» **RECORDS SUPPLIED**
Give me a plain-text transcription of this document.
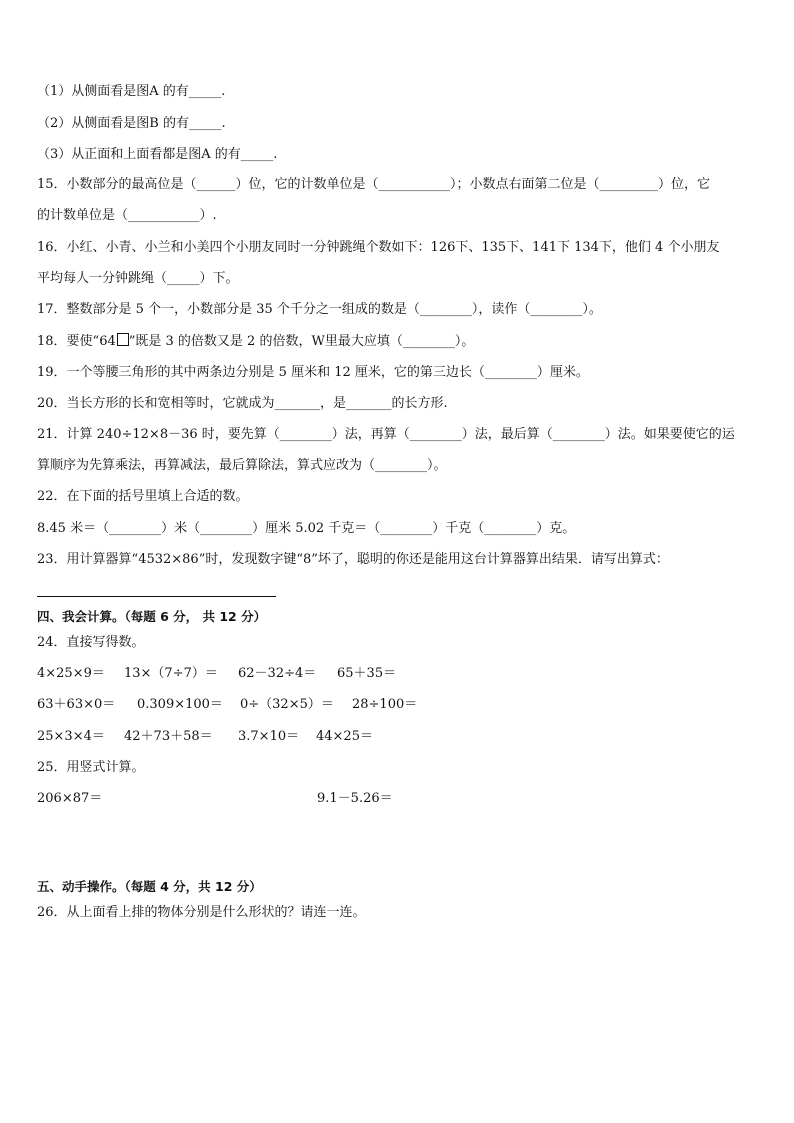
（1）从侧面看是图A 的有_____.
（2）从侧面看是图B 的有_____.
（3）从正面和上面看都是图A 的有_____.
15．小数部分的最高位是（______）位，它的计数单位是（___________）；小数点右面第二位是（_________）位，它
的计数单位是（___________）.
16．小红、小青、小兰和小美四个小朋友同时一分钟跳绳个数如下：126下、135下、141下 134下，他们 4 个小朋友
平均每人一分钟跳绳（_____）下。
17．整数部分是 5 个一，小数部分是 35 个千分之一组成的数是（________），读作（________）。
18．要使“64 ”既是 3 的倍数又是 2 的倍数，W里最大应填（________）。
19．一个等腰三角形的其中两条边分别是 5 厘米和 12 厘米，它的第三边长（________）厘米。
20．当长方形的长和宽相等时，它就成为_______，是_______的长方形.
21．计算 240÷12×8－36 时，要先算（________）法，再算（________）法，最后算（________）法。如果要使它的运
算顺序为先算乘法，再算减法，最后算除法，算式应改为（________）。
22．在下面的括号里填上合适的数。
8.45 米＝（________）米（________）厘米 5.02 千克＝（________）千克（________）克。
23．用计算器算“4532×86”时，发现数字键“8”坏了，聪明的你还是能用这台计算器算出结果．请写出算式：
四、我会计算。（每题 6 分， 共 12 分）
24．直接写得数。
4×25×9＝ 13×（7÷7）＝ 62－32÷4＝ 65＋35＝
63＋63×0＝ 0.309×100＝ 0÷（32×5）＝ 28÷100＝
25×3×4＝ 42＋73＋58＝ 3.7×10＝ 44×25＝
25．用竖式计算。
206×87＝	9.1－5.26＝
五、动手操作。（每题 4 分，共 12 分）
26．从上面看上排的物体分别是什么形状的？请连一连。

» **DO THIS**
All the lines above are to be given again exactly as they read, with the pictures removed.

» **RESPONSE**
Give me a plain-text transcription of this document.
（1）从侧面看是图A 的有_____.
（2）从侧面看是图B 的有_____.
（3）从正面和上面看都是图A 的有_____.
15．小数部分的最高位是（______）位，它的计数单位是（___________）；小数点右面第二位是（_________）位，它
的计数单位是（___________）.
16．小红、小青、小兰和小美四个小朋友同时一分钟跳绳个数如下：126下、135下、141下 134下，他们 4 个小朋友
平均每人一分钟跳绳（_____）下。
17．整数部分是 5 个一，小数部分是 35 个千分之一组成的数是（________），读作（________）。
18．要使“64 ”既是 3 的倍数又是 2 的倍数，W里最大应填（________）。
19．一个等腰三角形的其中两条边分别是 5 厘米和 12 厘米，它的第三边长（________）厘米。
20．当长方形的长和宽相等时，它就成为_______，是_______的长方形.
21．计算 240÷12×8－36 时，要先算（________）法，再算（________）法，最后算（________）法。如果要使它的运
算顺序为先算乘法，再算减法，最后算除法，算式应改为（________）。
22．在下面的括号里填上合适的数。
8.45 米＝（________）米（________）厘米 5.02 千克＝（________）千克（________）克。
23．用计算器算“4532×86”时，发现数字键“8”坏了，聪明的你还是能用这台计算器算出结果．请写出算式：
四、我会计算。（每题 6 分， 共 12 分）
24．直接写得数。
4×25×9＝ 13×（7÷7）＝ 62－32÷4＝ 65＋35＝
63＋63×0＝ 0.309×100＝ 0÷（32×5）＝ 28÷100＝
25×3×4＝ 42＋73＋58＝ 3.7×10＝ 44×25＝
25．用竖式计算。
206×87＝	9.1－5.26＝
五、动手操作。（每题 4 分，共 12 分）
26．从上面看上排的物体分别是什么形状的？请连一连。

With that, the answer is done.